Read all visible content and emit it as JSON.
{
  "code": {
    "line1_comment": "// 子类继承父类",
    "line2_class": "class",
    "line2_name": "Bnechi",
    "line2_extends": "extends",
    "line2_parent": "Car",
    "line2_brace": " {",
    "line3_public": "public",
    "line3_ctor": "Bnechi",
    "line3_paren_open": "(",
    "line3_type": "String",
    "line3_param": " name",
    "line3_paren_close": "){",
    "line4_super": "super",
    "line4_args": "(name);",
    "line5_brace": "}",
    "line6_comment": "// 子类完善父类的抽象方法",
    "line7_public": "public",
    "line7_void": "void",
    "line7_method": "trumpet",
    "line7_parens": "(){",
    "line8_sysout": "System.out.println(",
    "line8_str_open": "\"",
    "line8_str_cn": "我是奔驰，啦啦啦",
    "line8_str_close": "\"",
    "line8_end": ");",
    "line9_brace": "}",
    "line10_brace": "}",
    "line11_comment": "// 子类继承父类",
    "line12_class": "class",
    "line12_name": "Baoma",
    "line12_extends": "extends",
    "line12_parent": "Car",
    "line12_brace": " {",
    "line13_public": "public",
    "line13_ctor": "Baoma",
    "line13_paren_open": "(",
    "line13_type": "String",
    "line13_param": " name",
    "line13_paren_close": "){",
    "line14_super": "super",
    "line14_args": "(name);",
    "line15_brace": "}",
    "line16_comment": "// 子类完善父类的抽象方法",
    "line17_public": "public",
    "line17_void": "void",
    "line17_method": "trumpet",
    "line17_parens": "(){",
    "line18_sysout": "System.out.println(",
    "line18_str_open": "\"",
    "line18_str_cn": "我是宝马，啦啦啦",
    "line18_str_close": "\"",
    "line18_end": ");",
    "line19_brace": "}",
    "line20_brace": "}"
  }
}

Aim
Among the lines of the data, identify those with the word "String". Copy each of them.

The result
    "line3_type": "String",
    "line13_type": "String",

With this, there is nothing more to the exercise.